(Dataset items)

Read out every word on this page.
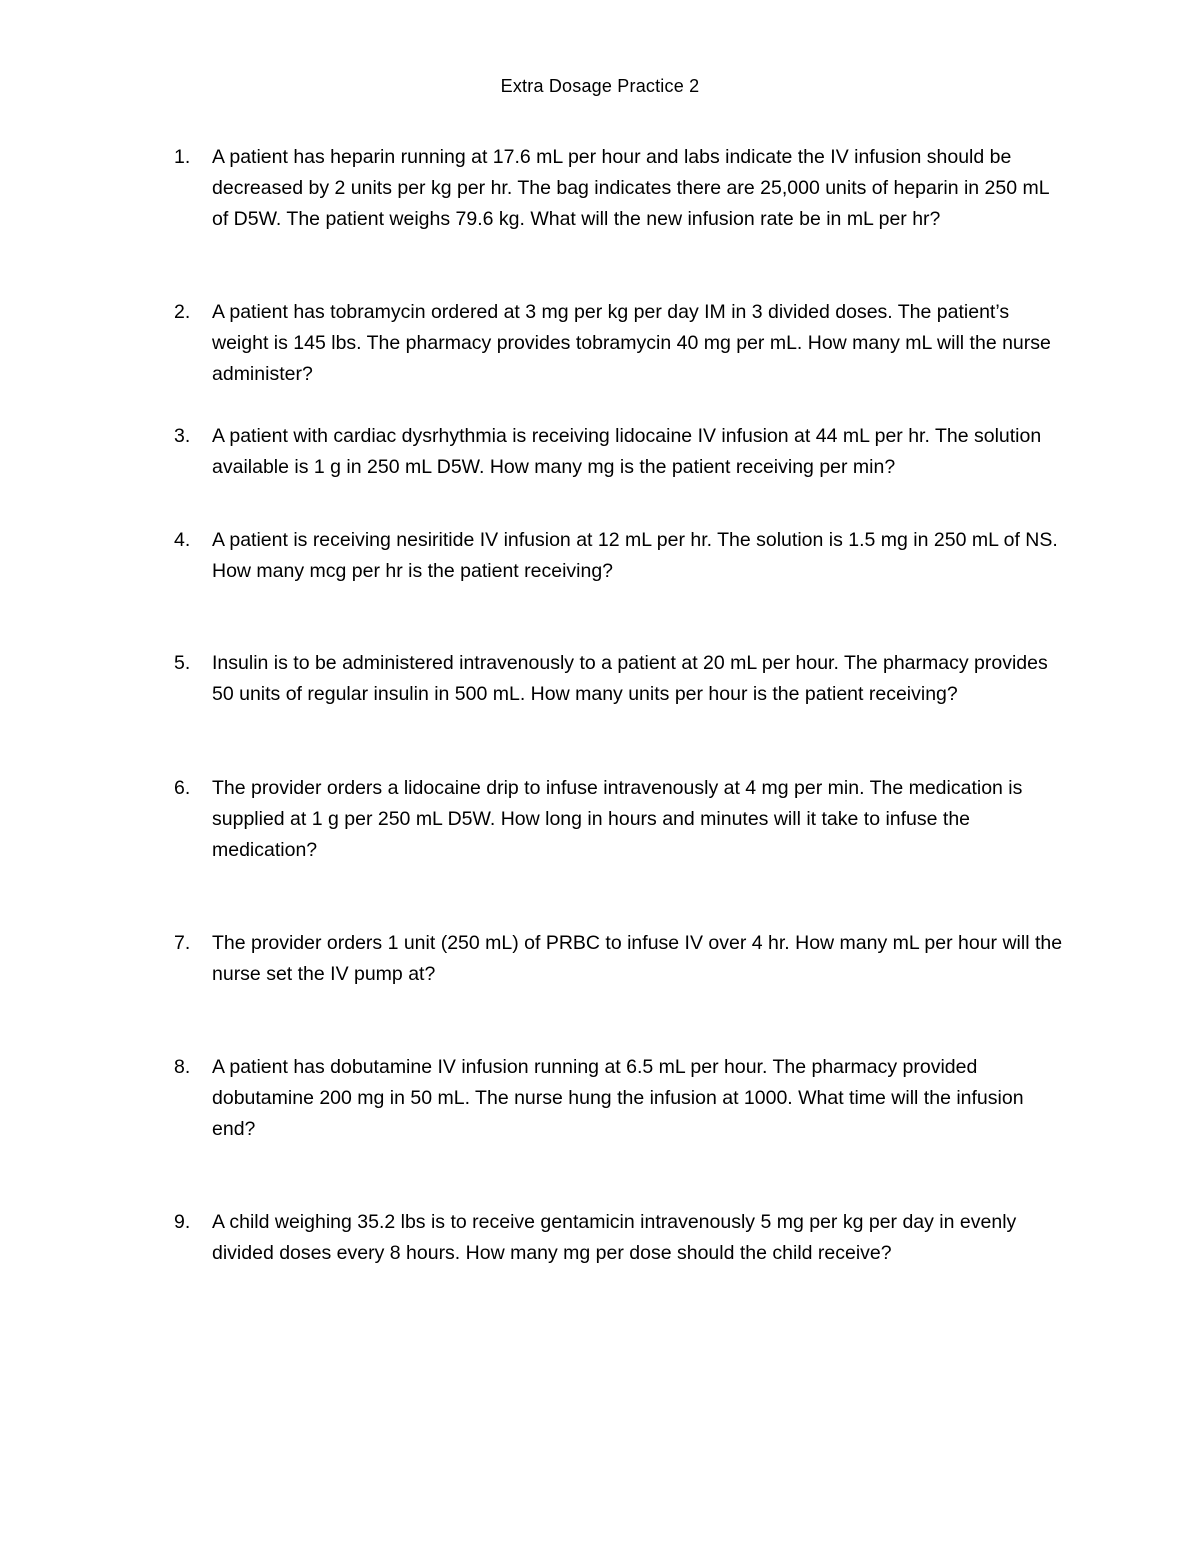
Extra Dosage Practice 2
1.	A patient has heparin running at 17.6 mL per hour and labs indicate the IV infusion should be decreased by 2 units per kg per hr. The bag indicates there are 25,000 units of heparin in 250 mL of D5W. The patient weighs 79.6 kg. What will the new infusion rate be in mL per hr?
2.	A patient has tobramycin ordered at 3 mg per kg per day IM in 3 divided doses. The patient’s weight is 145 lbs. The pharmacy provides tobramycin 40 mg per mL. How many mL will the nurse administer?
3.	A patient with cardiac dysrhythmia is receiving lidocaine IV infusion at 44 mL per hr. The solution available is 1 g in 250 mL D5W. How many mg is the patient receiving per min?
4.	A patient is receiving nesiritide IV infusion at 12 mL per hr. The solution is 1.5 mg in 250 mL of NS. How many mcg per hr is the patient receiving?
5.	Insulin is to be administered intravenously to a patient at 20 mL per hour. The pharmacy provides 50 units of regular insulin in 500 mL. How many units per hour is the patient receiving?
6.	The provider orders a lidocaine drip to infuse intravenously at 4 mg per min. The medication is supplied at 1 g per 250 mL D5W. How long in hours and minutes will it take to infuse the medication?
7.	The provider orders 1 unit (250 mL) of PRBC to infuse IV over 4 hr. How many mL per hour will the nurse set the IV pump at?
8.	A patient has dobutamine IV infusion running at 6.5 mL per hour. The pharmacy provided dobutamine 200 mg in 50 mL. The nurse hung the infusion at 1000. What time will the infusion end?
9.	A child weighing 35.2 lbs is to receive gentamicin intravenously 5 mg per kg per day in evenly divided doses every 8 hours. How many mg per dose should the child receive?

Objective
All of the data needs repeating exactly, but the pictures do not.

Finished task
Read out every word on this page.
Extra Dosage Practice 2
1.	A patient has heparin running at 17.6 mL per hour and labs indicate the IV infusion should be decreased by 2 units per kg per hr. The bag indicates there are 25,000 units of heparin in 250 mL of D5W. The patient weighs 79.6 kg. What will the new infusion rate be in mL per hr?
2.	A patient has tobramycin ordered at 3 mg per kg per day IM in 3 divided doses. The patient’s weight is 145 lbs. The pharmacy provides tobramycin 40 mg per mL. How many mL will the nurse administer?
3.	A patient with cardiac dysrhythmia is receiving lidocaine IV infusion at 44 mL per hr. The solution available is 1 g in 250 mL D5W. How many mg is the patient receiving per min?
4.	A patient is receiving nesiritide IV infusion at 12 mL per hr. The solution is 1.5 mg in 250 mL of NS. How many mcg per hr is the patient receiving?
5.	Insulin is to be administered intravenously to a patient at 20 mL per hour. The pharmacy provides 50 units of regular insulin in 500 mL. How many units per hour is the patient receiving?
6.	The provider orders a lidocaine drip to infuse intravenously at 4 mg per min. The medication is supplied at 1 g per 250 mL D5W. How long in hours and minutes will it take to infuse the medication?
7.	The provider orders 1 unit (250 mL) of PRBC to infuse IV over 4 hr. How many mL per hour will the nurse set the IV pump at?
8.	A patient has dobutamine IV infusion running at 6.5 mL per hour. The pharmacy provided dobutamine 200 mg in 50 mL. The nurse hung the infusion at 1000. What time will the infusion end?
9.	A child weighing 35.2 lbs is to receive gentamicin intravenously 5 mg per kg per day in evenly divided doses every 8 hours. How many mg per dose should the child receive?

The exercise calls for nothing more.